━━━ SUPPLIED INFORMATION

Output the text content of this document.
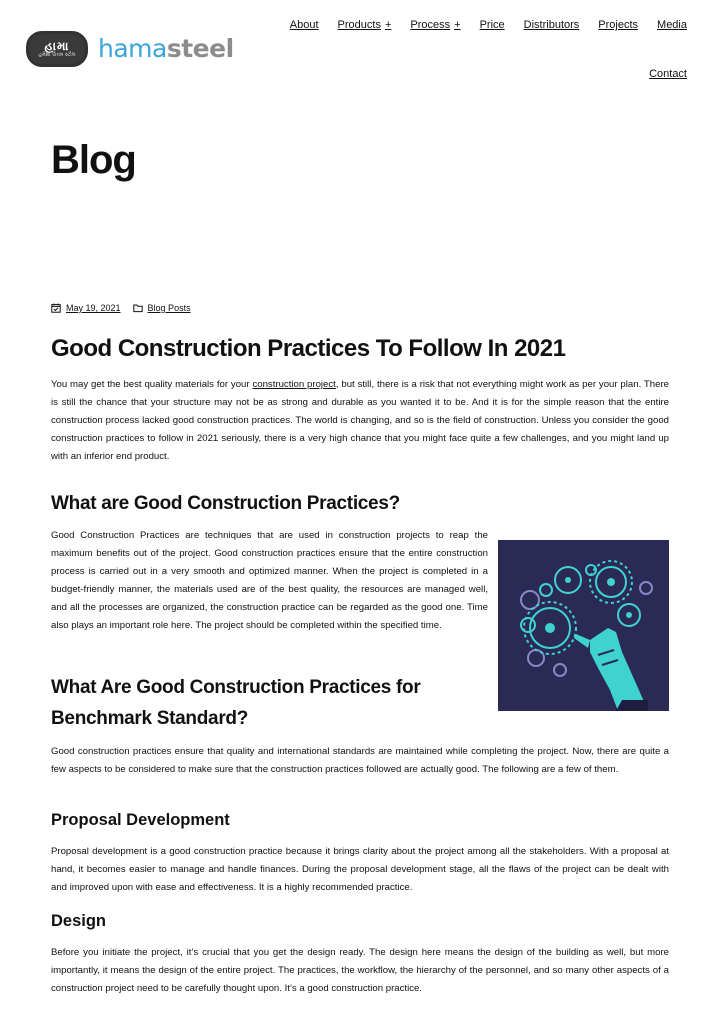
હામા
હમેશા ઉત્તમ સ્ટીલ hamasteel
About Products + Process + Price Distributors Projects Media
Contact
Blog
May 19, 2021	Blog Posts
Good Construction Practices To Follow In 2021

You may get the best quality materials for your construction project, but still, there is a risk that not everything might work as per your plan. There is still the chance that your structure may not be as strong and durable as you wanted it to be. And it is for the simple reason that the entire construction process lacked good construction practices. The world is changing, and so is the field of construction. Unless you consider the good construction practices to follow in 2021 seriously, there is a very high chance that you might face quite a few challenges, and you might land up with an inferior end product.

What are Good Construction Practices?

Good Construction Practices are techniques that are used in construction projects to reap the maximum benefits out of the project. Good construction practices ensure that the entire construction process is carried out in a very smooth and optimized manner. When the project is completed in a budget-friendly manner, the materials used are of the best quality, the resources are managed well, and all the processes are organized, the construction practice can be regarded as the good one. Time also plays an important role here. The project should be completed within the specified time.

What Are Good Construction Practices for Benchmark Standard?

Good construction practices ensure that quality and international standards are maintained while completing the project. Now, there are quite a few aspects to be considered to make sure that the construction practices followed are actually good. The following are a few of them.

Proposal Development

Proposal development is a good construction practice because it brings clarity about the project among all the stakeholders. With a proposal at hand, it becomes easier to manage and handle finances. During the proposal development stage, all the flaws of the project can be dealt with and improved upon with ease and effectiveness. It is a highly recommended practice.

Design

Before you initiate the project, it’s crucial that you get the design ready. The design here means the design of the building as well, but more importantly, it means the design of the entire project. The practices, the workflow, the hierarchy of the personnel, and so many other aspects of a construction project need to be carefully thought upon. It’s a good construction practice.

━━━━━━
━━━ SUPPLIED INFORMATION

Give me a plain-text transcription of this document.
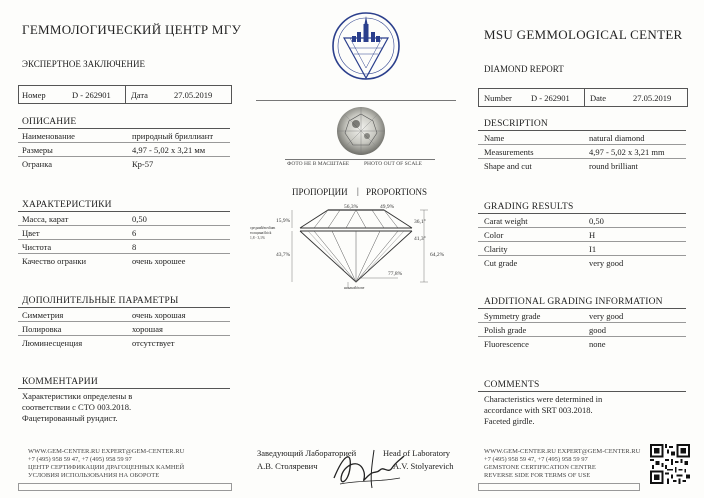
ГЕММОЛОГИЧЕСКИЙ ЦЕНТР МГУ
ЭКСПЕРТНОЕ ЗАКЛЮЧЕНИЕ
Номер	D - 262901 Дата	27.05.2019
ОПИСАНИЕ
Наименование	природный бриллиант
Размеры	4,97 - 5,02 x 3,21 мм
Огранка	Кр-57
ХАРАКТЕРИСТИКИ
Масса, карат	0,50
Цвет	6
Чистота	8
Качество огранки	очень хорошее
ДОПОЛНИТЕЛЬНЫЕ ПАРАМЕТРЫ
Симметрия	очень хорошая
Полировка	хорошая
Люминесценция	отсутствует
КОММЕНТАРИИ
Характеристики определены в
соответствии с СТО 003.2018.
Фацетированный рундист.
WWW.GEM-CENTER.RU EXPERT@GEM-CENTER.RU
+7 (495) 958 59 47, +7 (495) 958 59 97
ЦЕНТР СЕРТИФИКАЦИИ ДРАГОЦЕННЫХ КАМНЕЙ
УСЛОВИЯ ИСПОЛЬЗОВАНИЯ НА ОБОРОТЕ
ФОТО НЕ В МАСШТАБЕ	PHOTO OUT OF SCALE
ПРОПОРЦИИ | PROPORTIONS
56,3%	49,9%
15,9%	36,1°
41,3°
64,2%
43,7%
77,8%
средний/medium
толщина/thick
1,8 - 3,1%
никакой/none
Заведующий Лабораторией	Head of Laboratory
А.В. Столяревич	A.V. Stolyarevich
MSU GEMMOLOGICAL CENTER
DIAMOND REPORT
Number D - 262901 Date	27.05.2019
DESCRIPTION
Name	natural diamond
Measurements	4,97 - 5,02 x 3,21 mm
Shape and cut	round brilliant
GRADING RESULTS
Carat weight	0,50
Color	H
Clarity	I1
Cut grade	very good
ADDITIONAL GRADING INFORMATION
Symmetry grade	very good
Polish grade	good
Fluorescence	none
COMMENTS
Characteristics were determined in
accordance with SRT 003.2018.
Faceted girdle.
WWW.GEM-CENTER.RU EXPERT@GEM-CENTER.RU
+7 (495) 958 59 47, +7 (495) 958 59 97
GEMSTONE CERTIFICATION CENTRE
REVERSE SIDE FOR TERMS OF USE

━━━━━━

SET TASK: For each line of the listing that holds the word "GRADING", show that line.

EXERCISE RESULT:
GRADING RESULTS
ADDITIONAL GRADING INFORMATION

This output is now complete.